Turn the listing below, from its first line through the line containing "bar-mar-24-series-2 bbox=[940, 298, 958, 627]", into a Markdown table with the columns Row and Entry. Put a row number in Row and the line itself in Entry, and skip any blank lines.

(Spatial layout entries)
# # # # # # #
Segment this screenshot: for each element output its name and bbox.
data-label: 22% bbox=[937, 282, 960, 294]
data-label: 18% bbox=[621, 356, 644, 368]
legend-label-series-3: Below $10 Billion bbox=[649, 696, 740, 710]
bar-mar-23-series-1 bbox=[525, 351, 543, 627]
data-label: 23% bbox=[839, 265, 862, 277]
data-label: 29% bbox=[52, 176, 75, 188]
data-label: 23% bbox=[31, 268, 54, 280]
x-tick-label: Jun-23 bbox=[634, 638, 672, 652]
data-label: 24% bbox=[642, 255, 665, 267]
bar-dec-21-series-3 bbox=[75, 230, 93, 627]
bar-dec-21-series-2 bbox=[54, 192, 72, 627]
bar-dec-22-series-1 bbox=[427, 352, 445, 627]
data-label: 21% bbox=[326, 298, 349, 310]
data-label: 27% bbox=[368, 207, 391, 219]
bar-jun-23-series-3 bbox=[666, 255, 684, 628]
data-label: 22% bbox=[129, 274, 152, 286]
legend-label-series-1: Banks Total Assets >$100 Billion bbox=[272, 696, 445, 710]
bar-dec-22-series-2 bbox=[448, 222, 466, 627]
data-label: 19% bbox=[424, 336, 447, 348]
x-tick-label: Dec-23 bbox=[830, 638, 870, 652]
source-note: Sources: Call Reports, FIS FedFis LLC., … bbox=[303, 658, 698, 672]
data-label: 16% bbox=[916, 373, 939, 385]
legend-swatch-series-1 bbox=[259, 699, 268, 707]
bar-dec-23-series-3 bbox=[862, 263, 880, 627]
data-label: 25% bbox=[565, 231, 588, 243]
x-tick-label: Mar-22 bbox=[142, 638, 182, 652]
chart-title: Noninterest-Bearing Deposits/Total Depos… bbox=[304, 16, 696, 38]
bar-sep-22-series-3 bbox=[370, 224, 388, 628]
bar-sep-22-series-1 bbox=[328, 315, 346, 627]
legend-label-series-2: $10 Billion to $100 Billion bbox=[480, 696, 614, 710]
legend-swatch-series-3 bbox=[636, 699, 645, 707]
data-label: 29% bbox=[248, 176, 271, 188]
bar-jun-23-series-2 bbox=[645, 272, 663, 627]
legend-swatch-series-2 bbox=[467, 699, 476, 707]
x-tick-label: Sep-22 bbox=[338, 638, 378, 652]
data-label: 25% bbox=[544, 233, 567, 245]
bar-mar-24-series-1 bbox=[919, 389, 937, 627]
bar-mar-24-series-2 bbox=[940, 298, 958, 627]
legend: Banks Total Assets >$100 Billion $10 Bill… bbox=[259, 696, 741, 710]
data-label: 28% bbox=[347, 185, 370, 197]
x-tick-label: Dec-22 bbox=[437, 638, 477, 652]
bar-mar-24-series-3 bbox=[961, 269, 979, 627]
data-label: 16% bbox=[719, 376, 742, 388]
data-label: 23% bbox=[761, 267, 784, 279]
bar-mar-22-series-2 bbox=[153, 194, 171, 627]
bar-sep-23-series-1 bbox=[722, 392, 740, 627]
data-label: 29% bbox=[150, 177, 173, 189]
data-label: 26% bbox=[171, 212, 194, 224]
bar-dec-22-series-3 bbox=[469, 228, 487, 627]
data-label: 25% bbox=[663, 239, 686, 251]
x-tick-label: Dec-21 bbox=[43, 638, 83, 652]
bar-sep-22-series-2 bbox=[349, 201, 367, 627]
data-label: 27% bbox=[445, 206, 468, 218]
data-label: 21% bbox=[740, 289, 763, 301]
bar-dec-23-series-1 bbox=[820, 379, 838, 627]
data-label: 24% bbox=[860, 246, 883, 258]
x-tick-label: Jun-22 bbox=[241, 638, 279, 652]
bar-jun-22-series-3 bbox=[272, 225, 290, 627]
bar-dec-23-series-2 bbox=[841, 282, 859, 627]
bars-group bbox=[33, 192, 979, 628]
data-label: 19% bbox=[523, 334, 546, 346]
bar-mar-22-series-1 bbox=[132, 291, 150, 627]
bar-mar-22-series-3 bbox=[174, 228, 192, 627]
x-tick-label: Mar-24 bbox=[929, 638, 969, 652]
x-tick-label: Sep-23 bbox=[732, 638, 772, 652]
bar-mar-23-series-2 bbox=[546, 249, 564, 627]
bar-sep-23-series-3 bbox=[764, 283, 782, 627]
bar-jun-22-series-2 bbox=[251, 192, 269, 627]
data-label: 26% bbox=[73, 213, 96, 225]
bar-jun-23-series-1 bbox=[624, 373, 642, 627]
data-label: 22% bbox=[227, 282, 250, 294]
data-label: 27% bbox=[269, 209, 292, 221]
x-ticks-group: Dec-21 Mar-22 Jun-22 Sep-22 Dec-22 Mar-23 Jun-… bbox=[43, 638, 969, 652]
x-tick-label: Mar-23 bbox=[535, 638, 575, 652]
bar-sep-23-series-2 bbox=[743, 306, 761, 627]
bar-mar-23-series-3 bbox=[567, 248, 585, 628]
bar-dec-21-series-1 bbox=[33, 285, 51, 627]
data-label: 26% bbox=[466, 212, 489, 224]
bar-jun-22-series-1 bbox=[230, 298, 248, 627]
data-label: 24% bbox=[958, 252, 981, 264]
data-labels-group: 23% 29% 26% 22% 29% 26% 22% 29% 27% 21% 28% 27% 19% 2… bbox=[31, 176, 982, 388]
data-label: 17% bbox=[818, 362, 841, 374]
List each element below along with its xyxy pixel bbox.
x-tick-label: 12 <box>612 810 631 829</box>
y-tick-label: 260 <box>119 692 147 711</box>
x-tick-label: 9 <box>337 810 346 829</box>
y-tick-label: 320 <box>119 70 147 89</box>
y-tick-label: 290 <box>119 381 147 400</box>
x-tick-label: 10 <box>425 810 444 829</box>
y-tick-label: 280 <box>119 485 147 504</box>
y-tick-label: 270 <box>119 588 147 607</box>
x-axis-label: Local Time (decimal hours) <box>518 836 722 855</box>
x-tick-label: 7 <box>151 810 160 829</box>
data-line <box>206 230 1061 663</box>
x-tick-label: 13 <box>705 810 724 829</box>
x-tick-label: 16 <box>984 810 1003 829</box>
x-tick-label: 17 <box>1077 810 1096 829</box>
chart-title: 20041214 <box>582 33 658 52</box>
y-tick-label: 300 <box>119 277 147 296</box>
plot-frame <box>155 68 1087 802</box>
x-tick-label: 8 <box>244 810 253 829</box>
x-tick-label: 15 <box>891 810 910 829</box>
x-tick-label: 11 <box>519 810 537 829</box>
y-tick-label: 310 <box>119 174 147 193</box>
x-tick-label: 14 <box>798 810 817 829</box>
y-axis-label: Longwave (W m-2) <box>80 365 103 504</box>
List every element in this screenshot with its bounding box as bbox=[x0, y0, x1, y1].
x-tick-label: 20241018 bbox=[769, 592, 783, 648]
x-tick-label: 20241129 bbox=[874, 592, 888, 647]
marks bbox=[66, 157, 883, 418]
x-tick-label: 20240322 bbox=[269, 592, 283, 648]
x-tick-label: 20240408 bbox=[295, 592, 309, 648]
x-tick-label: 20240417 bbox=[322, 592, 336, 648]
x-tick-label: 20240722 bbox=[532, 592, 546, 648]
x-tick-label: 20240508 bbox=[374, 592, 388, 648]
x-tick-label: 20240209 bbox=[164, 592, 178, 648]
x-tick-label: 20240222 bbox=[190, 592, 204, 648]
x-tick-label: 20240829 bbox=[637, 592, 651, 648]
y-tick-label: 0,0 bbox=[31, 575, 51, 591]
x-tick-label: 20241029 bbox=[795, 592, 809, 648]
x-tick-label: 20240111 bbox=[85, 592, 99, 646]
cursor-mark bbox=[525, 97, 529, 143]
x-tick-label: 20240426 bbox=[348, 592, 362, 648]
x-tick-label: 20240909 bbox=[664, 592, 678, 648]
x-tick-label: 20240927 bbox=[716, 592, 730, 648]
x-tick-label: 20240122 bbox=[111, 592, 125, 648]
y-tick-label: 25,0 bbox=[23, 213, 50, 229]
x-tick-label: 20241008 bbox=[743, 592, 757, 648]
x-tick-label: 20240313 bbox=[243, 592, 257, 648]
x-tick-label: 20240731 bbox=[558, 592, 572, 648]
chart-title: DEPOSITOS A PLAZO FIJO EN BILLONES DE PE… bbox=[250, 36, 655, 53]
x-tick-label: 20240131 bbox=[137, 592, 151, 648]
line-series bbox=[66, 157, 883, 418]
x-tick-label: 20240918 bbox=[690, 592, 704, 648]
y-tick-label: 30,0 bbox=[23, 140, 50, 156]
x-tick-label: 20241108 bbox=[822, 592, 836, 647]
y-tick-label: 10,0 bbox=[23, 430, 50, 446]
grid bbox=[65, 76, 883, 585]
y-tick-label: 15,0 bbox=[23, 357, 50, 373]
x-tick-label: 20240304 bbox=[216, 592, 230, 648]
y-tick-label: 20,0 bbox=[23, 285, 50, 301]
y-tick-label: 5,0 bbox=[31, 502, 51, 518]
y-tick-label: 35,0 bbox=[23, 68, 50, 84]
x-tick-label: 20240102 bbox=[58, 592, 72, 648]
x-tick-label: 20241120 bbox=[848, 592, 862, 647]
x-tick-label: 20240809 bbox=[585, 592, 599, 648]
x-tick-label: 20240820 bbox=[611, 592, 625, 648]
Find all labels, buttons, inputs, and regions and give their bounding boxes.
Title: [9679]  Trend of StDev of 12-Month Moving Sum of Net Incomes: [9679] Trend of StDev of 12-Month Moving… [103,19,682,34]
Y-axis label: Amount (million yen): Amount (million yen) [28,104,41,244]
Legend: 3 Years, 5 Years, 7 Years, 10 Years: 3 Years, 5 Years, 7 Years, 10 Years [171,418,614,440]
# # # # # # #
● **Response to the exercise**:
| Row | Entry |
|---|---|
| 1 | Segment this screenshot: for each element output its name and bbox. |
| 2 | data-label: 22% bbox=[937, 282, 960, 294] |
| 3 | data-label: 18% bbox=[621, 356, 644, 368] |
| 4 | legend-label-series-3: Below $10 Billion bbox=[649, 696, 740, 710] |
| 5 | bar-mar-23-series-1 bbox=[525, 351, 543, 627] |
| 6 | data-label: 23% bbox=[839, 265, 862, 277] |
| 7 | data-label: 29% bbox=[52, 176, 75, 188] |
| 8 | data-label: 23% bbox=[31, 268, 54, 280] |
| 9 | x-tick-label: Jun-23 bbox=[634, 638, 672, 652] |
| 10 | data-label: 24% bbox=[642, 255, 665, 267] |
| 11 | bar-dec-21-series-3 bbox=[75, 230, 93, 627] |
| 12 | bar-dec-21-series-2 bbox=[54, 192, 72, 627] |
| 13 | bar-dec-22-series-1 bbox=[427, 352, 445, 627] |
| 14 | data-label: 21% bbox=[326, 298, 349, 310] |
| 15 | data-label: 27% bbox=[368, 207, 391, 219] |
| 16 | bar-jun-23-series-3 bbox=[666, 255, 684, 628] |
| 17 | data-label: 22% bbox=[129, 274, 152, 286] |
| 18 | legend-label-series-1: Banks Total Assets >$100 Billion bbox=[272, 696, 445, 710] |
| 19 | bar-dec-22-series-2 bbox=[448, 222, 466, 627] |
| 20 | data-label: 19% bbox=[424, 336, 447, 348] |
| 21 | x-tick-label: Dec-23 bbox=[830, 638, 870, 652] |
| 22 | source-note: Sources: Call Reports, FIS FedFis LLC., … bbox=[303, 658, 698, 672] |
| 23 | data-label: 16% bbox=[916, 373, 939, 385] |
| 24 | legend-swatch-series-1 bbox=[259, 699, 268, 707] |
| 25 | bar-dec-23-series-3 bbox=[862, 263, 880, 627] |
| 26 | data-label: 25% bbox=[565, 231, 588, 243] |
| 27 | x-tick-label: Mar-22 bbox=[142, 638, 182, 652] |
| 28 | chart-title: Noninterest-Bearing Deposits/Total Depos… bbox=[304, 16, 696, 38] |
| 29 | bar-sep-22-series-3 bbox=[370, 224, 388, 628] |
| 30 | bar-sep-22-series-1 bbox=[328, 315, 346, 627] |
| 31 | legend-label-series-2: $10 Billion to $100 Billion bbox=[480, 696, 614, 710] |
| 32 | legend-swatch-series-3 bbox=[636, 699, 645, 707] |
| 33 | data-label: 29% bbox=[248, 176, 271, 188] |
| 34 | bar-jun-23-series-2 bbox=[645, 272, 663, 627] |
| 35 | legend-swatch-series-2 bbox=[467, 699, 476, 707] |
| 36 | x-tick-label: Sep-22 bbox=[338, 638, 378, 652] |
| 37 | data-label: 25% bbox=[544, 233, 567, 245] |
| 38 | bar-mar-24-series-1 bbox=[919, 389, 937, 627] |
| 39 | bar-mar-24-series-2 bbox=[940, 298, 958, 627] |